**Instructions to follow:**
Transcribe every entry word for word, leaving out all images.

(Stored data)
⟨
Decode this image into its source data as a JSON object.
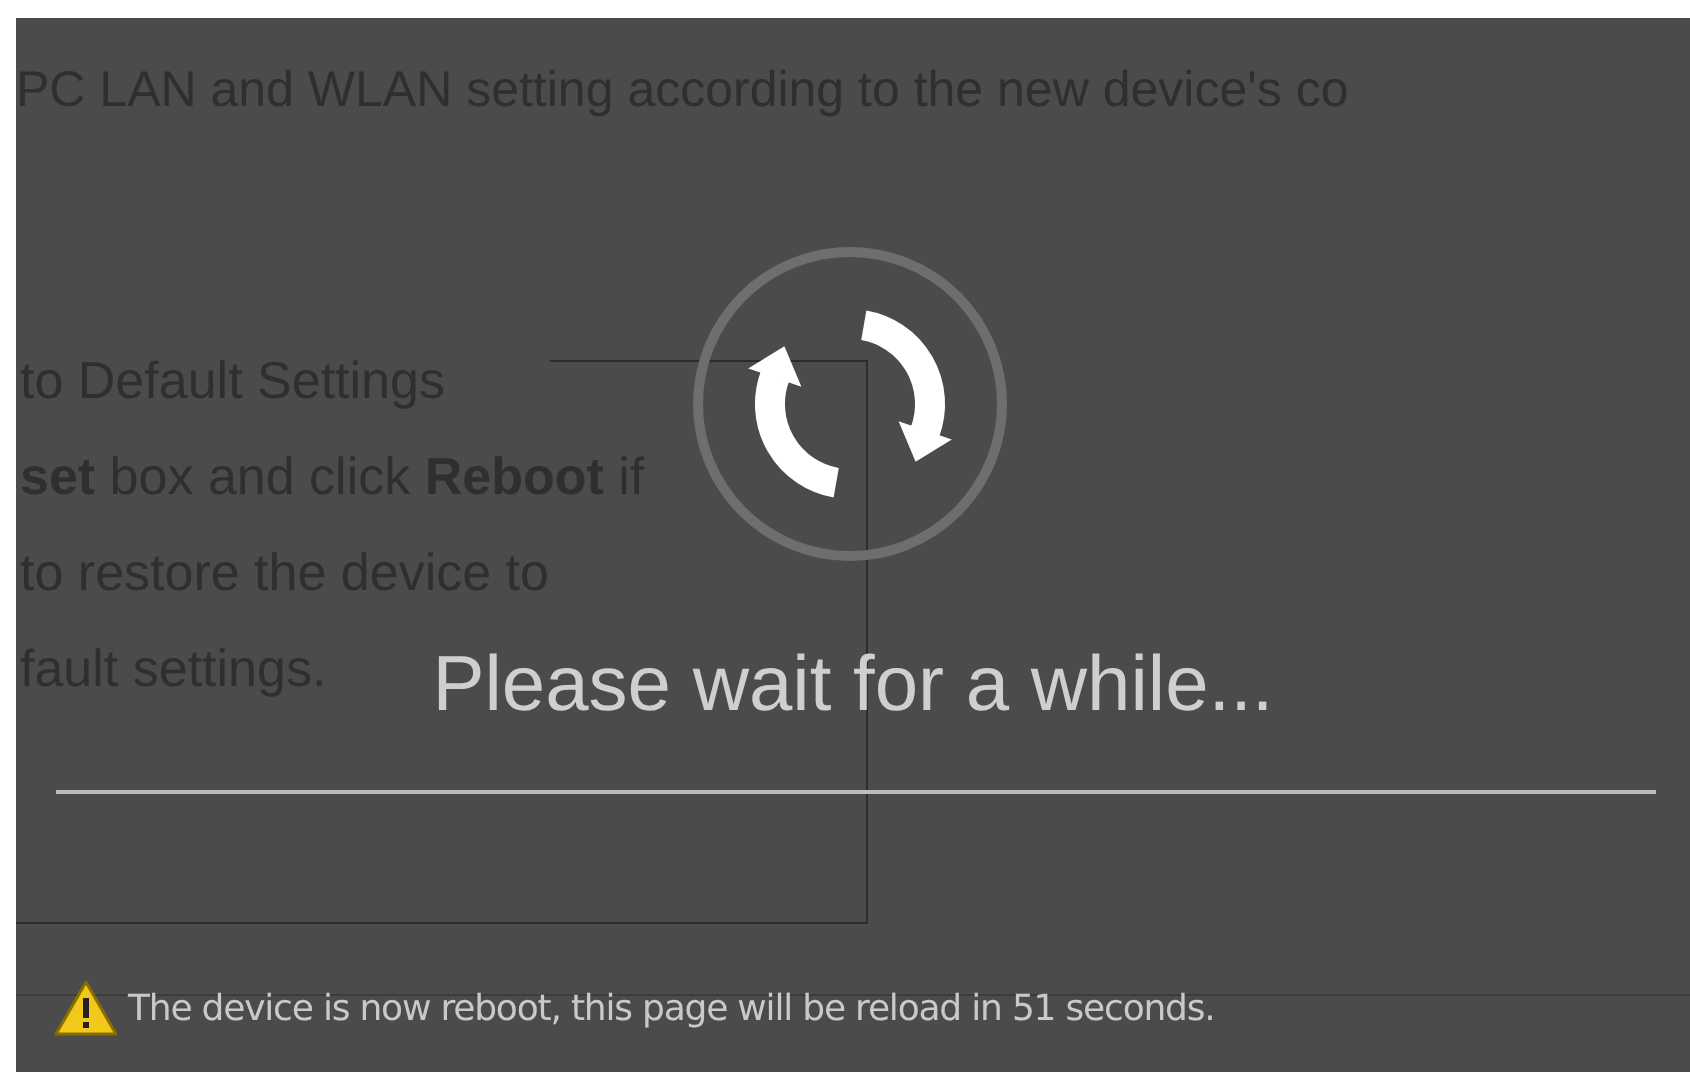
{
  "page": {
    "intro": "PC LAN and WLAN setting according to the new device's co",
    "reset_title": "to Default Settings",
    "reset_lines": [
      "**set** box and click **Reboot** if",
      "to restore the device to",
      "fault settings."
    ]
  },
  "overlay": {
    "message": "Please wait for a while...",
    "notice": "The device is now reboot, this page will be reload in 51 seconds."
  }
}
⟩
**Solved exercise:**
Decode this image into its source data as a JSON object.
{
  "page": {
    "intro": "PC LAN and WLAN setting according to the new device's co",
    "reset_title": "to Default Settings",
    "reset_lines": [
      "**set** box and click **Reboot** if",
      "to restore the device to",
      "fault settings."
    ]
  },
  "overlay": {
    "message": "Please wait for a while...",
    "notice": "The device is now reboot, this page will be reload in 51 seconds."
  }
}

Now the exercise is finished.